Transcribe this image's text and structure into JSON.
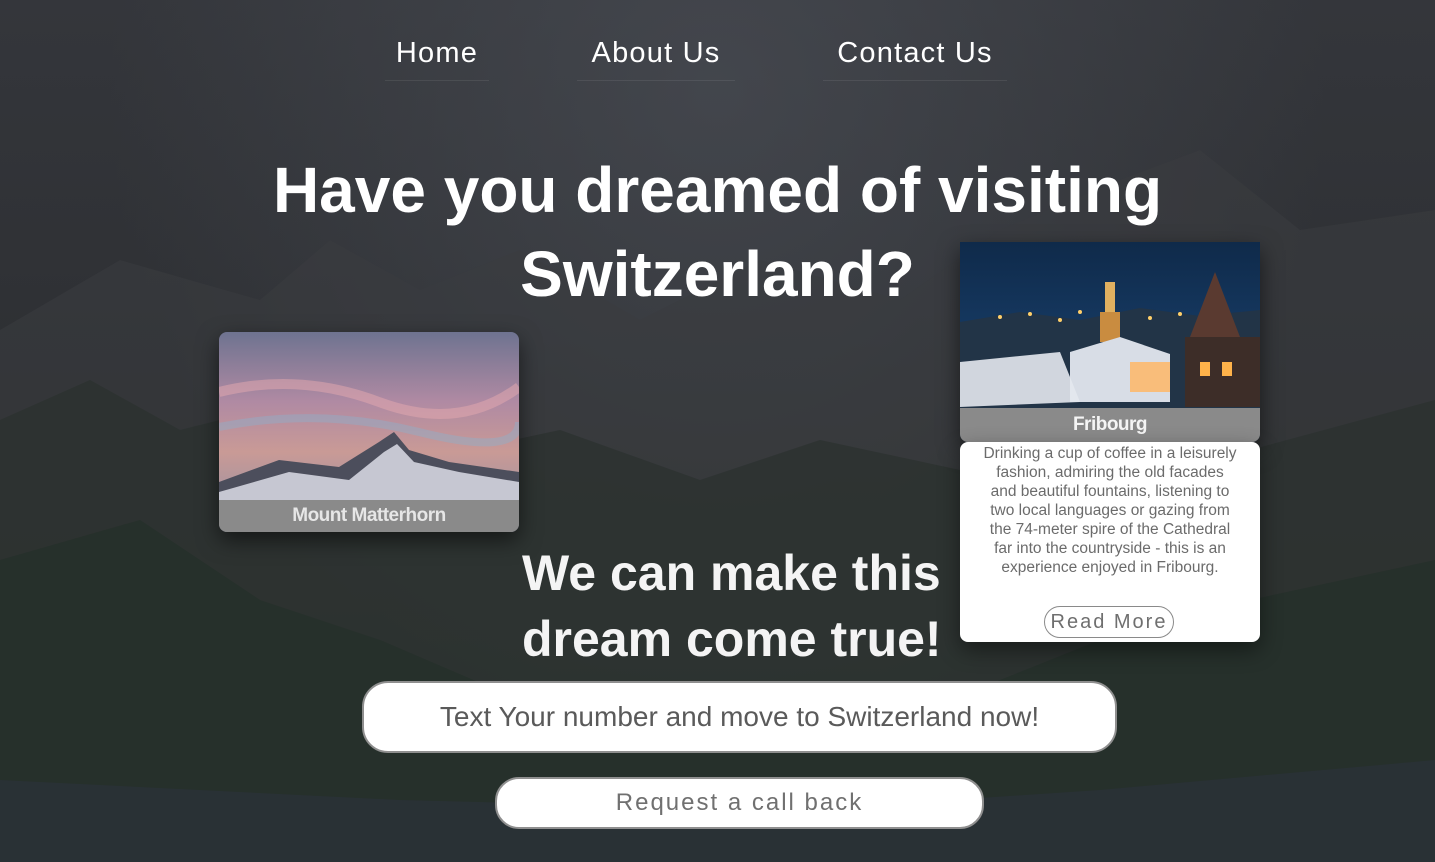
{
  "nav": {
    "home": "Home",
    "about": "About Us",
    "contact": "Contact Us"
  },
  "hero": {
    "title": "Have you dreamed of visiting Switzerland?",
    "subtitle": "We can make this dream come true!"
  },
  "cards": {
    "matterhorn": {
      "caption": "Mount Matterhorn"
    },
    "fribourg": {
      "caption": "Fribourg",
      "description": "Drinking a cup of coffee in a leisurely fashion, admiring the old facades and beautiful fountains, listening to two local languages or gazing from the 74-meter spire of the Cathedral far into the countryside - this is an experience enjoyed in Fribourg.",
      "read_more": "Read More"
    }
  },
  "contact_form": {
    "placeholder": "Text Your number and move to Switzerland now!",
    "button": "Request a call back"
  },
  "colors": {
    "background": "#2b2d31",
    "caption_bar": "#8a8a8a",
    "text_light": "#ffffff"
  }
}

---

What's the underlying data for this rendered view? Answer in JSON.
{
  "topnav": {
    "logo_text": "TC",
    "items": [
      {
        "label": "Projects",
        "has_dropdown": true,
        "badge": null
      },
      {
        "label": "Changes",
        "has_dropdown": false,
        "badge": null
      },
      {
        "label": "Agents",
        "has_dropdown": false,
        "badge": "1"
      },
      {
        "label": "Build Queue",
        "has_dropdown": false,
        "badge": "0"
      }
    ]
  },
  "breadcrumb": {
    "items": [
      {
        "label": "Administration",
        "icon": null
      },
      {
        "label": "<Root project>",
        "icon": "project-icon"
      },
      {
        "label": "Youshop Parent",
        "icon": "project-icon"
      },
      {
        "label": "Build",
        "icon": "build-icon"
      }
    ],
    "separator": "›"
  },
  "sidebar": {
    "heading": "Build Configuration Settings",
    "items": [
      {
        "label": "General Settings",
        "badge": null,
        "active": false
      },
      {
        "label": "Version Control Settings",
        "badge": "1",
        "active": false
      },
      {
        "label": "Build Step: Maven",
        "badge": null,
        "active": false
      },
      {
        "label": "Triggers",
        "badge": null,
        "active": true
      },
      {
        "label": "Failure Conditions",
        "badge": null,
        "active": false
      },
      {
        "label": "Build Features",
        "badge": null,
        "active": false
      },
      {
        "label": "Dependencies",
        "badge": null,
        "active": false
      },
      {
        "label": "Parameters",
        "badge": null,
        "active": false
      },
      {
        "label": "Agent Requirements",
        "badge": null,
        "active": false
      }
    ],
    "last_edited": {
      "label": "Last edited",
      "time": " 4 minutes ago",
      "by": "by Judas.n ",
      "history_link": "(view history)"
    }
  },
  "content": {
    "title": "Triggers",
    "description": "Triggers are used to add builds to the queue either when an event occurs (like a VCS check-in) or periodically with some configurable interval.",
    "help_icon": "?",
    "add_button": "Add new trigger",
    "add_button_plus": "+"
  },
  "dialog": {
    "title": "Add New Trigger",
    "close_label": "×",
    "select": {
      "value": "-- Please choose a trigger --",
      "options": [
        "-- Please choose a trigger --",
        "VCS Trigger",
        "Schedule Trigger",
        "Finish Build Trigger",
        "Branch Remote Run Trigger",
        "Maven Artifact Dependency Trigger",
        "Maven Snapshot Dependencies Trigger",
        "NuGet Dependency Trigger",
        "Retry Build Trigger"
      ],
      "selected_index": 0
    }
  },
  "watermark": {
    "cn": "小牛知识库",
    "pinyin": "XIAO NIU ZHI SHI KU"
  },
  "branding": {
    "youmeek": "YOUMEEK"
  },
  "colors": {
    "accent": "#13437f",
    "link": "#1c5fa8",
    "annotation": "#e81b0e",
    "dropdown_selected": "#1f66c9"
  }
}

● WRITTEN EXERCISE:
Go through the listing above and locate each line that holds the word "view". Copy those lines.

● RESULT FOR THIS TASK:
What's the underlying data for this rendered view? Answer in JSON.
      "history_link": "(view history)"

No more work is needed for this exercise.